+++ Items

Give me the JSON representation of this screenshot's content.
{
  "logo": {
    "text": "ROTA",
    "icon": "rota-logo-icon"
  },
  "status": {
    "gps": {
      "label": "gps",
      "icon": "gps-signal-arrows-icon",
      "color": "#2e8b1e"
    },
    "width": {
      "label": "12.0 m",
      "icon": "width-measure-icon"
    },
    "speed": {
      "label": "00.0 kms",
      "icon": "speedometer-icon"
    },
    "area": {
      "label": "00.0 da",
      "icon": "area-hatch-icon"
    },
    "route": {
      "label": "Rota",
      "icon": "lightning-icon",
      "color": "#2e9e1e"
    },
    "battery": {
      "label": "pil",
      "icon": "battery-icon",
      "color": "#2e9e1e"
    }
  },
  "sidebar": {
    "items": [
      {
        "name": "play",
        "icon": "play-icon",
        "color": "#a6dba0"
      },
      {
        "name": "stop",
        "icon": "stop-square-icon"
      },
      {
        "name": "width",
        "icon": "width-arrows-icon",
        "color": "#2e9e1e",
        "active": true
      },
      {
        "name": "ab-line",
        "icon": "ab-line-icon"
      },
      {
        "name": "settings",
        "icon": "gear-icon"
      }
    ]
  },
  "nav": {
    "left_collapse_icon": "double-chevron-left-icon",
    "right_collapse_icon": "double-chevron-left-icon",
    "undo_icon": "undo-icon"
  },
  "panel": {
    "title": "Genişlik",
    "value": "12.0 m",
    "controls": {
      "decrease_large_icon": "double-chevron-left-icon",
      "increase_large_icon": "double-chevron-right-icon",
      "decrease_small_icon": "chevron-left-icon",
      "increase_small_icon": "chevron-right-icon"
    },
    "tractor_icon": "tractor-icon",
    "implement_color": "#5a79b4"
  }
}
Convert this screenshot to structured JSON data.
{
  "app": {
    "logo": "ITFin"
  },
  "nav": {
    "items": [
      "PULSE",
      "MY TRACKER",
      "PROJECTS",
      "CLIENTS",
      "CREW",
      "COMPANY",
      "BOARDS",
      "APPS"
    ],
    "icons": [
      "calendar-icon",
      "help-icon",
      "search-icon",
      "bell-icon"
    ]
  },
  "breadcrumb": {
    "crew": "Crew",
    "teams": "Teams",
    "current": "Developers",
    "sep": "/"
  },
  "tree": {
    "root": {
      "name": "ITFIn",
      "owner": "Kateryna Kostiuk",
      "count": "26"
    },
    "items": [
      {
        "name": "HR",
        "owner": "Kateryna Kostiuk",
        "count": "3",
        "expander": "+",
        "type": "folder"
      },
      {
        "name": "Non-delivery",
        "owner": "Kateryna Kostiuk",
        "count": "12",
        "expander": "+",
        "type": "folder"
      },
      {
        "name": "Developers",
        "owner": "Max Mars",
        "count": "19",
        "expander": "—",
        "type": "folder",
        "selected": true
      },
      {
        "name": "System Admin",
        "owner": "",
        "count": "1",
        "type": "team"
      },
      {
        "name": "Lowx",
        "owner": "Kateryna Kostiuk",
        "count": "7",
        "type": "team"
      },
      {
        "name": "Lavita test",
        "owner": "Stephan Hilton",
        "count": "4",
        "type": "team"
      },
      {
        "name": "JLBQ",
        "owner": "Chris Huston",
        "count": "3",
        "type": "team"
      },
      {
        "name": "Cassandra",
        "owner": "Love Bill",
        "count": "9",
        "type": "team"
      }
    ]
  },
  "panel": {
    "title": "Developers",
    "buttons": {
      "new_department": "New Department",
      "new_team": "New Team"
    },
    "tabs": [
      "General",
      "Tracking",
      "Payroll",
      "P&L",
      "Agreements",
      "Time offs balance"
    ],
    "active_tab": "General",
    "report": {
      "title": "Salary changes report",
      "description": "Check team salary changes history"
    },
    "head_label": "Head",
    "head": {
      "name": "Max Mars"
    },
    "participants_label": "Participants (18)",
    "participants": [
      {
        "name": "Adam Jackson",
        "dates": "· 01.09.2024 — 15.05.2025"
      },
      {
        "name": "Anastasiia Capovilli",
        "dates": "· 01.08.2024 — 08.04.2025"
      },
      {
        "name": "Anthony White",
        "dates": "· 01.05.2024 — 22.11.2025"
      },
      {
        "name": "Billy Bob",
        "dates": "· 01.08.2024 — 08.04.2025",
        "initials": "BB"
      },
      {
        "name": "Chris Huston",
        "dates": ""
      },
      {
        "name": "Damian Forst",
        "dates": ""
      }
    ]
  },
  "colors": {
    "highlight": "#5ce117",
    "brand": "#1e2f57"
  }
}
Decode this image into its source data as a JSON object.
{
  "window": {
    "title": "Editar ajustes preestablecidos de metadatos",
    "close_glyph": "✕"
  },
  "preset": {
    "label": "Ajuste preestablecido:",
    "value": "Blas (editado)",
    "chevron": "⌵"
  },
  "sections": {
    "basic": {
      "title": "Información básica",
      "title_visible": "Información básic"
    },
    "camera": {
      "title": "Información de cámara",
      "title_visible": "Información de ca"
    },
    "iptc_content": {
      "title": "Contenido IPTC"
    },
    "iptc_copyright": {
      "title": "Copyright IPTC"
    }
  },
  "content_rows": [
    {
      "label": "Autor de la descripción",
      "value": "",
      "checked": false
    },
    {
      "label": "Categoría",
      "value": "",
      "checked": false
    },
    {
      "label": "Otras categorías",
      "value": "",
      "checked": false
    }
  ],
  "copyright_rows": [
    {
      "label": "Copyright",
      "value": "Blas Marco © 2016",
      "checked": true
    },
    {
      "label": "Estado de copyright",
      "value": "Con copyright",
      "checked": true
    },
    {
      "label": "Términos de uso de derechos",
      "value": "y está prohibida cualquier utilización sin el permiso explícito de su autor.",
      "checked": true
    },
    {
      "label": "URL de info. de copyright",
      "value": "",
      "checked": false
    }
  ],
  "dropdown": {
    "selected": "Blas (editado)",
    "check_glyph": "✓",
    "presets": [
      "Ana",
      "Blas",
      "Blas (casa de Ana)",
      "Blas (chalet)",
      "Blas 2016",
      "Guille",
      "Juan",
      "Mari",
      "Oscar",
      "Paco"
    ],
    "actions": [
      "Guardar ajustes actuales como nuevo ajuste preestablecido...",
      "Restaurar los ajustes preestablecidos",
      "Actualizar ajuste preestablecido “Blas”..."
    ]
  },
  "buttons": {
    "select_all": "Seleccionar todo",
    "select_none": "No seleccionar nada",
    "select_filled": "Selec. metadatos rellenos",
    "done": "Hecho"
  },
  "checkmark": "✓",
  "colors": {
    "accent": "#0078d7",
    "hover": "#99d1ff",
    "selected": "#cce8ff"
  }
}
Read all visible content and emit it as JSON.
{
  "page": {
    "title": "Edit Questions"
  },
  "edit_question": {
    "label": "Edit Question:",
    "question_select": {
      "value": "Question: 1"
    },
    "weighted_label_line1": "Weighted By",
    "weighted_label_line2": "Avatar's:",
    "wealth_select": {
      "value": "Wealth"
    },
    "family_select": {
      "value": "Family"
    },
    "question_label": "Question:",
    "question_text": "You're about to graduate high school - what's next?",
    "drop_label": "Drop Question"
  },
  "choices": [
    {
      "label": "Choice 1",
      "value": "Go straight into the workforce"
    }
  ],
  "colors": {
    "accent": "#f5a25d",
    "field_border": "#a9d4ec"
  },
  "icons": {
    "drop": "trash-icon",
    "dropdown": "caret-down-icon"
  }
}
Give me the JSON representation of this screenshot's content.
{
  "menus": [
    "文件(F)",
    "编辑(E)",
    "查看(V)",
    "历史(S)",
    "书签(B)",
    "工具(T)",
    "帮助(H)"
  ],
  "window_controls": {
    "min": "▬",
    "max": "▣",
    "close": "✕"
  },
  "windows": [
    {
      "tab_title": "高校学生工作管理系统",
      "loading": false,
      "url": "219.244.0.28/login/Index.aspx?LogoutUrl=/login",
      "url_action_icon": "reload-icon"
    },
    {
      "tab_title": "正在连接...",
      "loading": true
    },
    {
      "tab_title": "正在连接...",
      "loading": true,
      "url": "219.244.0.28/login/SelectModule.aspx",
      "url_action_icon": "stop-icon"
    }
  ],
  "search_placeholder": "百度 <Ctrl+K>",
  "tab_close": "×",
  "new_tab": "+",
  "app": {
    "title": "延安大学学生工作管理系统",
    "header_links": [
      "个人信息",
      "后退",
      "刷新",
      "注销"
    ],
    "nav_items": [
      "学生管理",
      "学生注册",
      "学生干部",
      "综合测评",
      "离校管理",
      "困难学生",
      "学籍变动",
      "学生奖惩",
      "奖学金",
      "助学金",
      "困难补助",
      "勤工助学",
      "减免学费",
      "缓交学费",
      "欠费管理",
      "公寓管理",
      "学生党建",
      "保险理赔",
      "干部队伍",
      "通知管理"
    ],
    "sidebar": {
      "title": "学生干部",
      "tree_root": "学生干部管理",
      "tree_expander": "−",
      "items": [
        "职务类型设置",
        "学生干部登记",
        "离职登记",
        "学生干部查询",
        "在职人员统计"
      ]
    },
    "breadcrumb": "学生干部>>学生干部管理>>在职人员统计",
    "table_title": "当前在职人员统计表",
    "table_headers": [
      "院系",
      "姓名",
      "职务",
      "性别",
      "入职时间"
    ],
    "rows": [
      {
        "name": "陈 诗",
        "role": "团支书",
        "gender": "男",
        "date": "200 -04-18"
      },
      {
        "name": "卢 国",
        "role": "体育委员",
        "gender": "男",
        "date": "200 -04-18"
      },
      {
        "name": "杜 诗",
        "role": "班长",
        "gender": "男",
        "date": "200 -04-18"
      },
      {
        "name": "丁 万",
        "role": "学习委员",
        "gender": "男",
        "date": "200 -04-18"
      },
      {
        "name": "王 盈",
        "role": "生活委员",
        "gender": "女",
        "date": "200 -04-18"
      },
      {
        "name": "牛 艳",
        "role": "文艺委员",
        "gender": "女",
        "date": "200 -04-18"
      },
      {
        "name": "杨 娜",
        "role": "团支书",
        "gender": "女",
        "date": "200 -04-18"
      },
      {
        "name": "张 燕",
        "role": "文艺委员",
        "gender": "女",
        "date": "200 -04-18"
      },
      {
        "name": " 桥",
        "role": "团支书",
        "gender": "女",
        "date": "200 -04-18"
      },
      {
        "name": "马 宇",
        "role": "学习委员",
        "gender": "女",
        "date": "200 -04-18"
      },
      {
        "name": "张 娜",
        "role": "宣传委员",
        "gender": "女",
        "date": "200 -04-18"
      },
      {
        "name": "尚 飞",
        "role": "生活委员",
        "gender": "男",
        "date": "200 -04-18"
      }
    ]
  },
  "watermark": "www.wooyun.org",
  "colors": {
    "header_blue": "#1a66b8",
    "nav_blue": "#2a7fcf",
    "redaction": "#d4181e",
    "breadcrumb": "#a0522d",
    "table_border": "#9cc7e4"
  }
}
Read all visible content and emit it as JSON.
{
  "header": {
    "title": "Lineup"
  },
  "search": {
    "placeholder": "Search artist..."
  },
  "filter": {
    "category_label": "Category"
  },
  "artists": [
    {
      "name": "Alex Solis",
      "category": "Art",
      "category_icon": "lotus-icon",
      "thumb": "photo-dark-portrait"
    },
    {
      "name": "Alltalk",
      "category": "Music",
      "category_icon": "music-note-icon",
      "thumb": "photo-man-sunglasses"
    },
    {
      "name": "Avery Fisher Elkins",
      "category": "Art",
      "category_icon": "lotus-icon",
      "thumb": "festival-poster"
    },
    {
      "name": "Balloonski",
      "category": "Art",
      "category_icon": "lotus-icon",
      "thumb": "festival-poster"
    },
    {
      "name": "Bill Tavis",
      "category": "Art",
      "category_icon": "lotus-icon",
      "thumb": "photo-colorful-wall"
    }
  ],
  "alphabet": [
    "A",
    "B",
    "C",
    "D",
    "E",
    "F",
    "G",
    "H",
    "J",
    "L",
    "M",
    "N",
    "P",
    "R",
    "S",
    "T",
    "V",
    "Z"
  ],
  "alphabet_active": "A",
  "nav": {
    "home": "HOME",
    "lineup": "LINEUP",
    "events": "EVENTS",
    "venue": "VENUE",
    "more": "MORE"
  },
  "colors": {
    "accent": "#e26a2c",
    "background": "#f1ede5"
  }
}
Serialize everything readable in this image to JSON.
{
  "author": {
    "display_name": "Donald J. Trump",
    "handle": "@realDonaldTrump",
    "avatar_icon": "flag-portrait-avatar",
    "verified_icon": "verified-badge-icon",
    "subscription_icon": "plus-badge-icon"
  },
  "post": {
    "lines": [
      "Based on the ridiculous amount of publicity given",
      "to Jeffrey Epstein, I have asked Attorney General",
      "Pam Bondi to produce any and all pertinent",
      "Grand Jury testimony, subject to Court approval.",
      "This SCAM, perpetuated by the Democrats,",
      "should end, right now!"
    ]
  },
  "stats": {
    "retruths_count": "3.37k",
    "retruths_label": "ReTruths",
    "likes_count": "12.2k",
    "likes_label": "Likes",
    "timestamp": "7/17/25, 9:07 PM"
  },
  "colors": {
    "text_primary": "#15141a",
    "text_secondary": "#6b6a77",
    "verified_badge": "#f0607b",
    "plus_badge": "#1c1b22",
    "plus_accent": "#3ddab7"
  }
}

++++++

» Task description: Read the entries above, then pull out the lines that include "loading".

» Result of this exercise:
      "loading": false,
      "loading": true
      "loading": true,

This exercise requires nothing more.